◆ Directions:
Which lines have the string "COVID"? Copy all of them from the entries below.

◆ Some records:
>>>
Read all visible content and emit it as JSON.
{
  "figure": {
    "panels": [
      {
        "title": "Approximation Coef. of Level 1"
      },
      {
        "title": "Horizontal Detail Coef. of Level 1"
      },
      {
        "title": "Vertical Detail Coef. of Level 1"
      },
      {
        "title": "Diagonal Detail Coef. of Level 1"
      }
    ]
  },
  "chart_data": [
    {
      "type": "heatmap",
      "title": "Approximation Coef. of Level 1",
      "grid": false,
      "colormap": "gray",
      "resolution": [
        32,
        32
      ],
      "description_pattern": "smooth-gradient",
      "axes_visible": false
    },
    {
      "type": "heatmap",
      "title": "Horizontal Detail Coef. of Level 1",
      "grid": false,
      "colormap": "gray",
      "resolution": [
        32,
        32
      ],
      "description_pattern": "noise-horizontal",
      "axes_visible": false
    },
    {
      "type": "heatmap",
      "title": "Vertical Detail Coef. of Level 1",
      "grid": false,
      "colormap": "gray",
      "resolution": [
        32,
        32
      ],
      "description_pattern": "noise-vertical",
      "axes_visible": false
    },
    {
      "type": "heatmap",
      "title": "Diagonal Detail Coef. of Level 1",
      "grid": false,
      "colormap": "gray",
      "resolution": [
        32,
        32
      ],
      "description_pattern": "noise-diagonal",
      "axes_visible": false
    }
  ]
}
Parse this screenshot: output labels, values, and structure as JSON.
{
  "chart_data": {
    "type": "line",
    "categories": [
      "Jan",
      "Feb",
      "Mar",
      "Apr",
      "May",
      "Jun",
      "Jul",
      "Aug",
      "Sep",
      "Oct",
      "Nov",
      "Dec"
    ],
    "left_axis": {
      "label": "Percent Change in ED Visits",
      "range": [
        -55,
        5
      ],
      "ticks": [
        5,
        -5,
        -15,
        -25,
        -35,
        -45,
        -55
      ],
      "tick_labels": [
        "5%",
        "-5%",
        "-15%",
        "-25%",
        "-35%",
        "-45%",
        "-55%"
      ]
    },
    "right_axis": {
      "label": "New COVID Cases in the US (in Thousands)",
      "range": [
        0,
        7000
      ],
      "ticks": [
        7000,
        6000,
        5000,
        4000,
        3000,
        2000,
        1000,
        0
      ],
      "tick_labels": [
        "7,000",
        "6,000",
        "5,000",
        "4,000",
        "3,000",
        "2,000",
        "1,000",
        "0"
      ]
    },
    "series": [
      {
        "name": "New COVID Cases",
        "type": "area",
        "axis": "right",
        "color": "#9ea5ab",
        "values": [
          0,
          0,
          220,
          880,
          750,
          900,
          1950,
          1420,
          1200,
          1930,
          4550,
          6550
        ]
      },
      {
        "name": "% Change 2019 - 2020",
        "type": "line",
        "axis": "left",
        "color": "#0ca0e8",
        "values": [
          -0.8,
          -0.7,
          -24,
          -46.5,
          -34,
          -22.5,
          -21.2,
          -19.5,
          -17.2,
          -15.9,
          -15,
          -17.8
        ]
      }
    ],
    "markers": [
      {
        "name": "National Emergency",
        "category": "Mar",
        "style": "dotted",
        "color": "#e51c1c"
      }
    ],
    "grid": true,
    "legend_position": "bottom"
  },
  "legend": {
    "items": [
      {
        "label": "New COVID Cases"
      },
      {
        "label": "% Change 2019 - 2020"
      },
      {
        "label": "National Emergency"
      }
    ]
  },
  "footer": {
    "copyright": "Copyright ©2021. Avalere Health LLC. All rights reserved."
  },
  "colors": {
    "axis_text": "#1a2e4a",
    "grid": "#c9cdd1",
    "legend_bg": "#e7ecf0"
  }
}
<<<
◆ Complete output:
      "label": "New COVID Cases in the US (in Thousands)",
        "name": "New COVID Cases",
        "label": "New COVID Cases"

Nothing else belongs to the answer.